Data excerpts:
◇ ◇ ◇
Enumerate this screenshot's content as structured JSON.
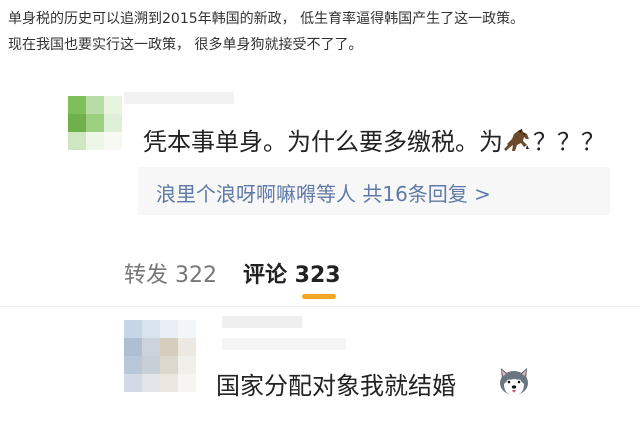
{
  "article": {
    "line1": "单身税的历史可以追溯到2015年韩国的新政， 低生育率逼得韩国产生了这一政策。",
    "line2": "现在我国也要实行这一政策， 很多单身狗就接受不了了。"
  },
  "comment1": {
    "text_before": "凭本事单身。为什么要多缴税。为",
    "emoji": "horse-icon",
    "text_after": "？？？",
    "replies_link": "浪里个浪呀啊嘛嘚等人 共16条回复 >"
  },
  "tabs": {
    "repost": "转发 322",
    "comment": "评论 323",
    "active_color": "#f5a623"
  },
  "comment2": {
    "text": "国家分配对象我就结婚",
    "emoji": "husky-icon"
  },
  "colors": {
    "link": "#5f7aa6",
    "reply_bg": "#f7f7f7"
  }
}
◇ ◇ ◇
| Aim of the exercise |
Reproduce every line exactly and omit all pictures.

| Response |
Enumerate this screenshot's content as structured JSON.
{
  "article": {
    "line1": "单身税的历史可以追溯到2015年韩国的新政， 低生育率逼得韩国产生了这一政策。",
    "line2": "现在我国也要实行这一政策， 很多单身狗就接受不了了。"
  },
  "comment1": {
    "text_before": "凭本事单身。为什么要多缴税。为",
    "emoji": "horse-icon",
    "text_after": "？？？",
    "replies_link": "浪里个浪呀啊嘛嘚等人 共16条回复 >"
  },
  "tabs": {
    "repost": "转发 322",
    "comment": "评论 323",
    "active_color": "#f5a623"
  },
  "comment2": {
    "text": "国家分配对象我就结婚",
    "emoji": "husky-icon"
  },
  "colors": {
    "link": "#5f7aa6",
    "reply_bg": "#f7f7f7"
  }
}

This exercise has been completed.